--- Begin Entries provided ---

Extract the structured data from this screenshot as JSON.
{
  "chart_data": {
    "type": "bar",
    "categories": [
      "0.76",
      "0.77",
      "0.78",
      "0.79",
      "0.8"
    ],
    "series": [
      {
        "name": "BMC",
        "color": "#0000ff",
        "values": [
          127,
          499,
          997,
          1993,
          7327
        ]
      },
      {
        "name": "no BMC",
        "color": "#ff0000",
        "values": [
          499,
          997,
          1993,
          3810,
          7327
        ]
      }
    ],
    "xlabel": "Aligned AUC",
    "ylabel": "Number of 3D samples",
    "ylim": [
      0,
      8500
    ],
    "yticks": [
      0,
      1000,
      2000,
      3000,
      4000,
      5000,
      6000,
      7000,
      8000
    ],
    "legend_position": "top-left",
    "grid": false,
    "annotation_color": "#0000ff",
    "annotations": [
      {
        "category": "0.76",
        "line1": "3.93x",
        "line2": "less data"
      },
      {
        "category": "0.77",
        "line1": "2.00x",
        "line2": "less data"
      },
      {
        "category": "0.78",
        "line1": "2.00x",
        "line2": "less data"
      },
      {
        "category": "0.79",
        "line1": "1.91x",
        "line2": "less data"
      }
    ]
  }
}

--- End Entries provided ---

- _Exercise_: Copy all the lines, exactly.

- _Finished answer_:
Extract the structured data from this screenshot as JSON.
{
  "chart_data": {
    "type": "bar",
    "categories": [
      "0.76",
      "0.77",
      "0.78",
      "0.79",
      "0.8"
    ],
    "series": [
      {
        "name": "BMC",
        "color": "#0000ff",
        "values": [
          127,
          499,
          997,
          1993,
          7327
        ]
      },
      {
        "name": "no BMC",
        "color": "#ff0000",
        "values": [
          499,
          997,
          1993,
          3810,
          7327
        ]
      }
    ],
    "xlabel": "Aligned AUC",
    "ylabel": "Number of 3D samples",
    "ylim": [
      0,
      8500
    ],
    "yticks": [
      0,
      1000,
      2000,
      3000,
      4000,
      5000,
      6000,
      7000,
      8000
    ],
    "legend_position": "top-left",
    "grid": false,
    "annotation_color": "#0000ff",
    "annotations": [
      {
        "category": "0.76",
        "line1": "3.93x",
        "line2": "less data"
      },
      {
        "category": "0.77",
        "line1": "2.00x",
        "line2": "less data"
      },
      {
        "category": "0.78",
        "line1": "2.00x",
        "line2": "less data"
      },
      {
        "category": "0.79",
        "line1": "1.91x",
        "line2": "less data"
      }
    ]
  }
}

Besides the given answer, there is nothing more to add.